→ SOURCE PASSAGE
| JLJac on April 08, 2016, 11:09:25 PM: |
I'd say they should give different results. In the first, each attempt can be a success but in the second, using power you lower the random value and thus the chance of success.
Nah I'm increasing the chance of success by lowering the random value, because it's a positive if the random value is lower than the chance!
BUT, using the code below while the average random value is indeed ~0.5, the power averages are very different:
average UnityEngine.Random.value ^ 2 = ~0.33
average UnityEngine.Random.value ^ 3 = ~0.25
Hmmmm is this true? Because if the average of Random.Value is ~0.5, the average of Random.Value * Random.Value should be ~0.25, to my mind? I might definitely be missing something, probability is so incredibly tricky! Something about how averages actually work, for example

Maybe I should manipulate the chance rather than the dice roll, to keep things a bit saner. I did try something along the lines of:
return Random.Value < Mathf.Pow(chance, 1f / time);
But that seemed to yield the same results as the other faulty setup. One thing that might be playing into this is that I never studied any math above the high school stuff and that's loooong ago, so I just don't have any idea about a lot of stuff.
In fact, TIL that a variable can be not idempotent in C# — that's a seriously scary WTF to me. 

Whaaaaat that's scary!
In my experience my Unity + C# setup has been perfectly deterministic so far (if that's what idempotence means) even when using Random, as long as the random is fed the same seed. I'm even relying on it to a pretty large degree with the randomized creature generation - all the critters save is a seed, and the next time they are to be brought up on the screen they generate their features from that seed... And they've been looking consistently the same so far, at least!
As for the two functions, I should probably have clarified - I understand that they won't return the same bool, because of the one UnityEngine.Random call versus the many - but I expected them to have the same probability of returning a positive.
Currently I just have the loop solution implemented, and it seems to be working - it just annoys me because I feel like repeating over the same line of code lots and lots of times should be unnecessary when there's probably some slicker and less performance heavy solution at hand. Then again I'm not actually experiencing any lag from this. The "time" variable is usually about 40-70 and this TimeInfluencedRandomRoll method is called a few times a frame, which might be fine? For loops should only really be a problem if they have something heavy inside of them, and this loop content seems pretty slim. Still though, rather inelegant!

→ EXTRACTED INFORMATION
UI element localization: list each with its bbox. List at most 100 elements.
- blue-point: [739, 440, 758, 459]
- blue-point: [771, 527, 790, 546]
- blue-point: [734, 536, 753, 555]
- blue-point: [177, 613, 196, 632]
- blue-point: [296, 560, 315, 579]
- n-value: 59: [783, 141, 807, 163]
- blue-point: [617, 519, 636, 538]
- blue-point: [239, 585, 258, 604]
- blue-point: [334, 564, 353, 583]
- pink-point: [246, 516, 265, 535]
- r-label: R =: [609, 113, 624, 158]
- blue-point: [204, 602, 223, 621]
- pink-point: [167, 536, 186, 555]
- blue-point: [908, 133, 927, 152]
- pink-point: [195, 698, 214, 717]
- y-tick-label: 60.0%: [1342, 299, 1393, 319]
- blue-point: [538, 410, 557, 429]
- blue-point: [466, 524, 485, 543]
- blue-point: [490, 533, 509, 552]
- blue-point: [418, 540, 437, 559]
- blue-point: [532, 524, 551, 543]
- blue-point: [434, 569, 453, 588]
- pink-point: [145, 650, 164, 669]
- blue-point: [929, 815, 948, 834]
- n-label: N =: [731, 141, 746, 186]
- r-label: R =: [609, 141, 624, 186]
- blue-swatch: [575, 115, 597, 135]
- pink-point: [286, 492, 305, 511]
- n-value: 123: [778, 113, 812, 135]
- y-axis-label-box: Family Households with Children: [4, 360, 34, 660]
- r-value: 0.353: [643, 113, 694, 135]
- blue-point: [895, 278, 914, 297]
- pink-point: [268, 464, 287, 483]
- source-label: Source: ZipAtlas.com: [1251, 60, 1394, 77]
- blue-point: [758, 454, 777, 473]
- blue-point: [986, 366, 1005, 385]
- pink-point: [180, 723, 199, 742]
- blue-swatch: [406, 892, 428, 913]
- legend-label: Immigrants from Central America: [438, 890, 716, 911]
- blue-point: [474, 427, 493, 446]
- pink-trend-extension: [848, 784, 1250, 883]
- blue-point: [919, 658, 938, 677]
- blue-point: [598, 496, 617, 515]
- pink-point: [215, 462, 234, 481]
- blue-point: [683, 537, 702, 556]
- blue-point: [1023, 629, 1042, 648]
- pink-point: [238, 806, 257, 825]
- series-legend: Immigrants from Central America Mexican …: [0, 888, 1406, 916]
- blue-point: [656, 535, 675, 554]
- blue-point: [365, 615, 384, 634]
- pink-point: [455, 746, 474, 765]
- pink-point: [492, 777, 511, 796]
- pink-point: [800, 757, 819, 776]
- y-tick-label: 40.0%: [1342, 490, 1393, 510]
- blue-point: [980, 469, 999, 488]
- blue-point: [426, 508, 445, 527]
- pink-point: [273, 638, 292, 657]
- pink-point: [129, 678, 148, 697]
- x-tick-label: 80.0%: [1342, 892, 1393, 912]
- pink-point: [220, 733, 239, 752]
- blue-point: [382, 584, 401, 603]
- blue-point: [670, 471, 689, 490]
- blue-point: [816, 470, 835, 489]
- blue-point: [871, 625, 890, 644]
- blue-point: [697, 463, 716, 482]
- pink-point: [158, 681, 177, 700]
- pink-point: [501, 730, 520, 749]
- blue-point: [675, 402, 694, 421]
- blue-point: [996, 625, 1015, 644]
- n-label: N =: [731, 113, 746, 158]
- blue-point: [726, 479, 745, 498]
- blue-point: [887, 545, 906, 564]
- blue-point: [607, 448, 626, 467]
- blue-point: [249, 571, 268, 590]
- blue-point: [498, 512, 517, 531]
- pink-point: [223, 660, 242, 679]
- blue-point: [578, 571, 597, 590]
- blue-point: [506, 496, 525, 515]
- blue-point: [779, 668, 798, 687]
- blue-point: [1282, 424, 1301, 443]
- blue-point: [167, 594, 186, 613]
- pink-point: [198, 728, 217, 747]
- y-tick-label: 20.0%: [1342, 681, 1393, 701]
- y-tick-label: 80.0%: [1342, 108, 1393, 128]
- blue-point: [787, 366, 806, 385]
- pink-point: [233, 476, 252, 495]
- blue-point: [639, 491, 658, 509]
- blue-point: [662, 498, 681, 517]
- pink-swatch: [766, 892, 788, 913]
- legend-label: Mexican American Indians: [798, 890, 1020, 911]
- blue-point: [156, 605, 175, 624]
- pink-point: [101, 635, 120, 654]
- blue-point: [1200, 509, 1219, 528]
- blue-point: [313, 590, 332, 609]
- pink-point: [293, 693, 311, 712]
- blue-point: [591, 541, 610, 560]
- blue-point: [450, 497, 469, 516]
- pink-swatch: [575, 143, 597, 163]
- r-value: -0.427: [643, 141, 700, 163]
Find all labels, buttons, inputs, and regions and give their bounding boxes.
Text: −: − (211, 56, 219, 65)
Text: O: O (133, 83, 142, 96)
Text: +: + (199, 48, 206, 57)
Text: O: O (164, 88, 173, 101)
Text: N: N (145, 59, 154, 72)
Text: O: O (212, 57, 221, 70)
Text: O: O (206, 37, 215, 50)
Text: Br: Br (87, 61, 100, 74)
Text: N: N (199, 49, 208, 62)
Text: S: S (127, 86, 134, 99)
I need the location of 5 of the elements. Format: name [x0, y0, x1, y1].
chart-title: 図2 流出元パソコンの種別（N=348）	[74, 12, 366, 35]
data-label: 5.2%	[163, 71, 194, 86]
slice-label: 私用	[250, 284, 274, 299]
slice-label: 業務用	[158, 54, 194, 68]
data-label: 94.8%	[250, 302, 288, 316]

→ ACTIVITY
In the forum post about random rolls, what value does the "time" variable usually have?

→ REPLY TO THE TASK
About 40-70.